GOAL => In the entries that follow, how many lines contain "данной"? Answer with the number only.

RECORDED DATA =>
╭──
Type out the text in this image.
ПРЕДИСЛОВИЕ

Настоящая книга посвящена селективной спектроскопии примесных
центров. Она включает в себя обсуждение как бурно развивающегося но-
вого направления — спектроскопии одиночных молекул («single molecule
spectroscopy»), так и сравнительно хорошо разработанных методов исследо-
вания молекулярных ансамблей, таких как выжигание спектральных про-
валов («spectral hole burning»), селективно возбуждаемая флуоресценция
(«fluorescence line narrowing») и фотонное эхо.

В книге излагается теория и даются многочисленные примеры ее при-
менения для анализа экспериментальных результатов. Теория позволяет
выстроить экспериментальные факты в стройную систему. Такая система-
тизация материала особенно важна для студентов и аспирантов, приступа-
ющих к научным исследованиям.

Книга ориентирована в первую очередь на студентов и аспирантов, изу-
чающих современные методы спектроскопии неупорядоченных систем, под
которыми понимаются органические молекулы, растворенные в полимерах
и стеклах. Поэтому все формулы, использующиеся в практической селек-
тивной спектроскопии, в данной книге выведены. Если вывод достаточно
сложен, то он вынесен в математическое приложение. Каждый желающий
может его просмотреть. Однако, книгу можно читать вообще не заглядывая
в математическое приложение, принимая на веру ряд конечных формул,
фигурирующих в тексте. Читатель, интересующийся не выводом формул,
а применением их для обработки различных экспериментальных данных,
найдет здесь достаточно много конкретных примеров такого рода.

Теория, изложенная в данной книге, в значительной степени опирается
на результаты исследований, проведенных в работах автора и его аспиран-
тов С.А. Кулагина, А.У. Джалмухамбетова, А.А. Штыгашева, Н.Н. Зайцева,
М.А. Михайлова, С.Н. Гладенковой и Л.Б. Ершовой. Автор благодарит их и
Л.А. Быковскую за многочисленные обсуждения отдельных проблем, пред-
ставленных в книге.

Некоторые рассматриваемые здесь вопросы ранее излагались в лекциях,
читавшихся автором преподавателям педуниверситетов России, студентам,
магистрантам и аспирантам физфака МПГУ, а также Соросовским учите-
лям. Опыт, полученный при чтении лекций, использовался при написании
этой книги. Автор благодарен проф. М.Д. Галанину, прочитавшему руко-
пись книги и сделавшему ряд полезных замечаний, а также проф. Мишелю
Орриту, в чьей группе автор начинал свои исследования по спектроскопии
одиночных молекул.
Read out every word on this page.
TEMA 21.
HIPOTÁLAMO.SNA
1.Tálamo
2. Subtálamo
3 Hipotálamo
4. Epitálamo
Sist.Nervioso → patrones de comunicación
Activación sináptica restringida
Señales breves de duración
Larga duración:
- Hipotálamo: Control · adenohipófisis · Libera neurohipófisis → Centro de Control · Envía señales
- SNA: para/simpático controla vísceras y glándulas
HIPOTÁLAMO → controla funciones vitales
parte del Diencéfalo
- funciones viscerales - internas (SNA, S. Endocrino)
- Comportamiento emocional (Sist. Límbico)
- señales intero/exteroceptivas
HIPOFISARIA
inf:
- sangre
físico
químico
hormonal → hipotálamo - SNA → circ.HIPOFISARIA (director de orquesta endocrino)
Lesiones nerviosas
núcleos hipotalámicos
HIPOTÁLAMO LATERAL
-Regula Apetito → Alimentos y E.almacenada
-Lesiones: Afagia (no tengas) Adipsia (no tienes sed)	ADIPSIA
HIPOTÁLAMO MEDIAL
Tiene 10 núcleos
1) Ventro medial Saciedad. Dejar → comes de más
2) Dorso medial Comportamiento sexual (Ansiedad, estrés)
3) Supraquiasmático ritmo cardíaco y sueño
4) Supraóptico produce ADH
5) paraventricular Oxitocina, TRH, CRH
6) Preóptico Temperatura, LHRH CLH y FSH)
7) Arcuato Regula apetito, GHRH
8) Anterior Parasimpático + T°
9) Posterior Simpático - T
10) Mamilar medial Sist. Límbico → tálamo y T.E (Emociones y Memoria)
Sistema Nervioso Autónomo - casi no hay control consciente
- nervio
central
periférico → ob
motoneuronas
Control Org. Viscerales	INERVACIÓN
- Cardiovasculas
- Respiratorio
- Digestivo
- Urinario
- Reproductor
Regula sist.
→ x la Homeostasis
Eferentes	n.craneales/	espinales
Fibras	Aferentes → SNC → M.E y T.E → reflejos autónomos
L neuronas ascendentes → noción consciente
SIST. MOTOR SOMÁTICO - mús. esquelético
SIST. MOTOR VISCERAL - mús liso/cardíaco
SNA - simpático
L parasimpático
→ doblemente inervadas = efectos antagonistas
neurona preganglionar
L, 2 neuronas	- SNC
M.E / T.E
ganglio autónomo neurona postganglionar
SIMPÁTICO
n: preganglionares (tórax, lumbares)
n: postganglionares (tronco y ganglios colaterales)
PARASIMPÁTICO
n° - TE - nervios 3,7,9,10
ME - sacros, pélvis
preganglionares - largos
╰──
TASK RESPONSE => 2